[WHAT YOU NEED TO DO]: The entries below are to be transcribed in full, without their images.

»»

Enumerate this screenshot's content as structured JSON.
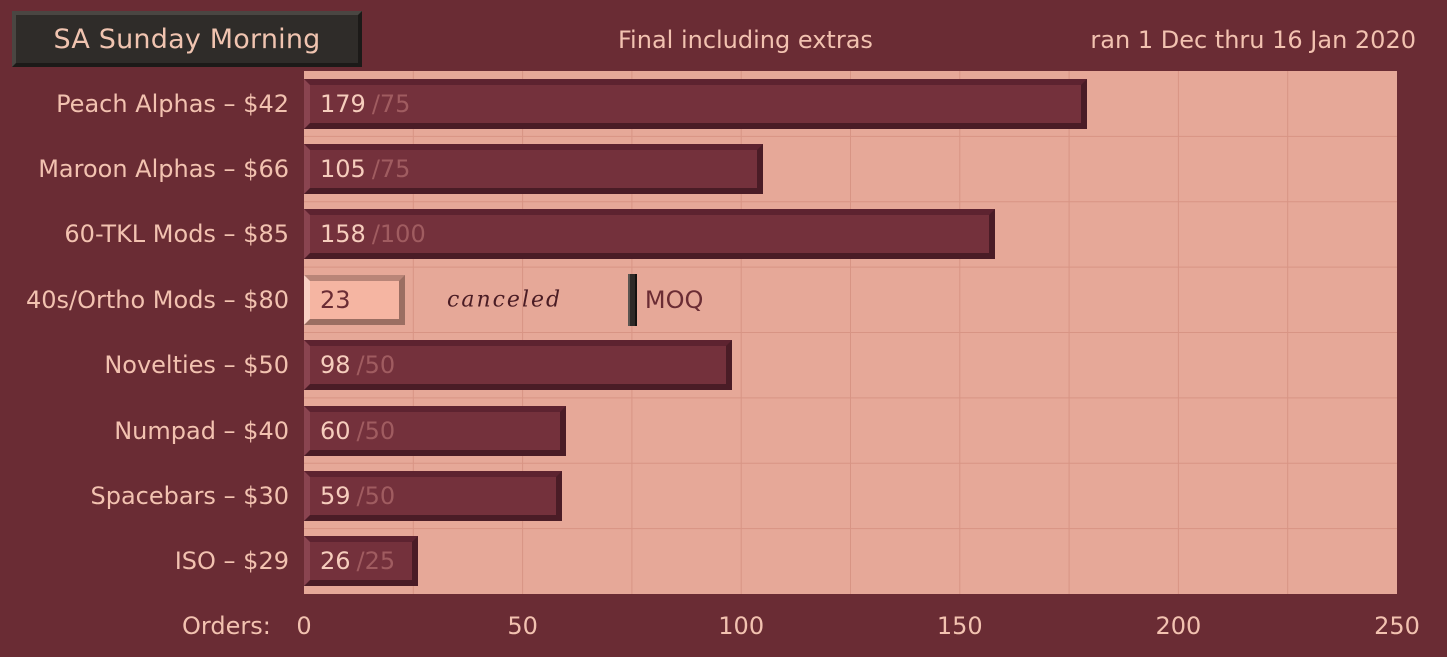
{
  "header": {
    "title": "SA Sunday Morning",
    "subtitle": "Final including extras",
    "date_range": "ran 1 Dec thru 16 Jan 2020"
  },
  "axis": {
    "prefix": "Orders:",
    "ticks": [
      "0",
      "50",
      "100",
      "150",
      "200",
      "250"
    ]
  },
  "colors": {
    "background": "#6a2c34",
    "plot": "#e6a898",
    "bar": "#74313c",
    "highlight_bar": "#f5b5a2"
  },
  "chart_data": {
    "type": "bar",
    "orientation": "horizontal",
    "title": "SA Sunday Morning",
    "subtitle": "Final including extras",
    "xlabel": "Orders:",
    "xlim": [
      0,
      250
    ],
    "xticks": [
      0,
      50,
      100,
      150,
      200,
      250
    ],
    "grid": true,
    "categories": [
      "Peach Alphas – $42",
      "Maroon Alphas – $66",
      "60-TKL Mods – $85",
      "40s/Ortho Mods – $80",
      "Novelties – $50",
      "Numpad – $40",
      "Spacebars – $30",
      "ISO – $29"
    ],
    "values": [
      179,
      105,
      158,
      23,
      98,
      60,
      59,
      26
    ],
    "moq": [
      75,
      75,
      100,
      75,
      50,
      50,
      50,
      25
    ],
    "moq_labels": [
      "/75",
      "/75",
      "/100",
      "",
      "/50",
      "/50",
      "/50",
      "/25"
    ],
    "annotations": [
      {
        "category_index": 3,
        "text": "canceled"
      },
      {
        "category_index": 3,
        "text": "MOQ",
        "x": 75
      }
    ]
  }
}
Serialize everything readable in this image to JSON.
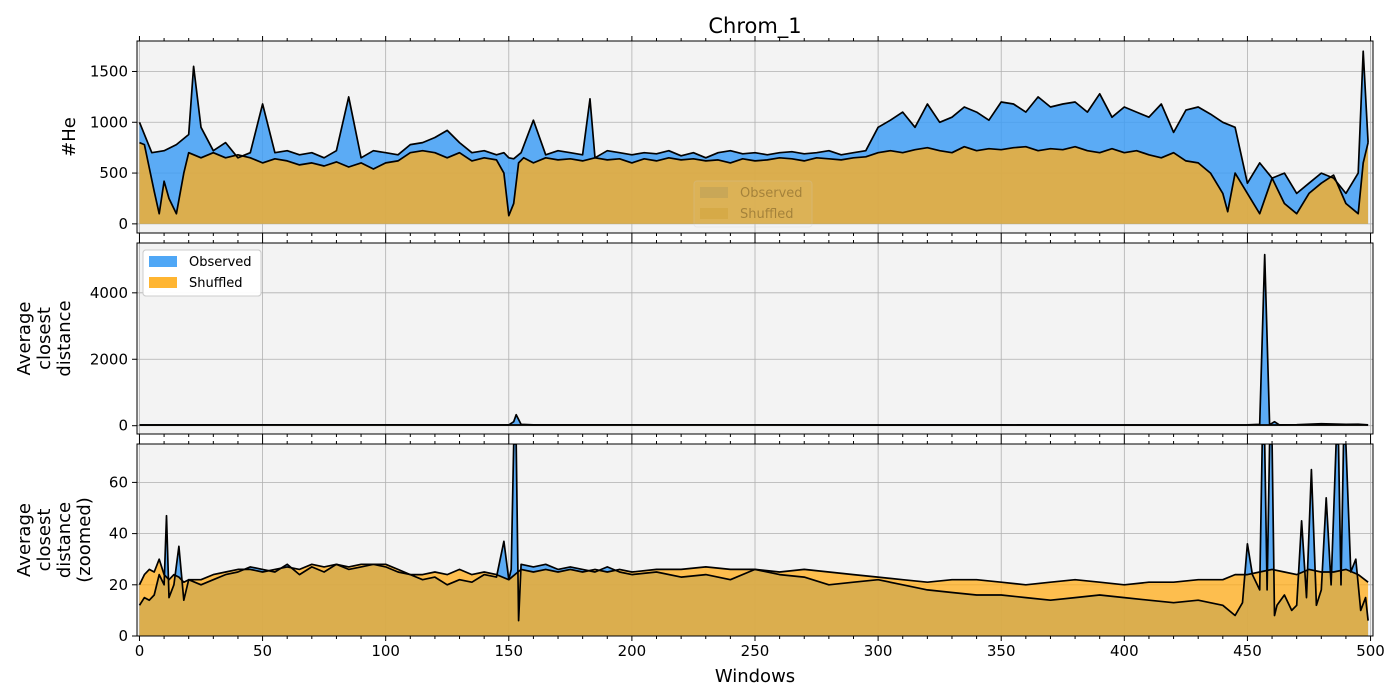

««

[WRITTEN ANSWER]:
Enumerate this screenshot's content as structured JSON.
{
  "header": {
    "title": "SA Sunday Morning",
    "subtitle": "Final including extras",
    "date_range": "ran 1 Dec thru 16 Jan 2020"
  },
  "axis": {
    "prefix": "Orders:",
    "ticks": [
      "0",
      "50",
      "100",
      "150",
      "200",
      "250"
    ]
  },
  "colors": {
    "background": "#6a2c34",
    "plot": "#e6a898",
    "bar": "#74313c",
    "highlight_bar": "#f5b5a2"
  },
  "chart_data": {
    "type": "bar",
    "orientation": "horizontal",
    "title": "SA Sunday Morning",
    "subtitle": "Final including extras",
    "xlabel": "Orders:",
    "xlim": [
      0,
      250
    ],
    "xticks": [
      0,
      50,
      100,
      150,
      200,
      250
    ],
    "grid": true,
    "categories": [
      "Peach Alphas – $42",
      "Maroon Alphas – $66",
      "60-TKL Mods – $85",
      "40s/Ortho Mods – $80",
      "Novelties – $50",
      "Numpad – $40",
      "Spacebars – $30",
      "ISO – $29"
    ],
    "values": [
      179,
      105,
      158,
      23,
      98,
      60,
      59,
      26
    ],
    "moq": [
      75,
      75,
      100,
      75,
      50,
      50,
      50,
      25
    ],
    "moq_labels": [
      "/75",
      "/75",
      "/100",
      "",
      "/50",
      "/50",
      "/50",
      "/25"
    ],
    "annotations": [
      {
        "category_index": 3,
        "text": "canceled"
      },
      {
        "category_index": 3,
        "text": "MOQ",
        "x": 75
      }
    ]
  }
}
Serialize everything readable in this image to JSON.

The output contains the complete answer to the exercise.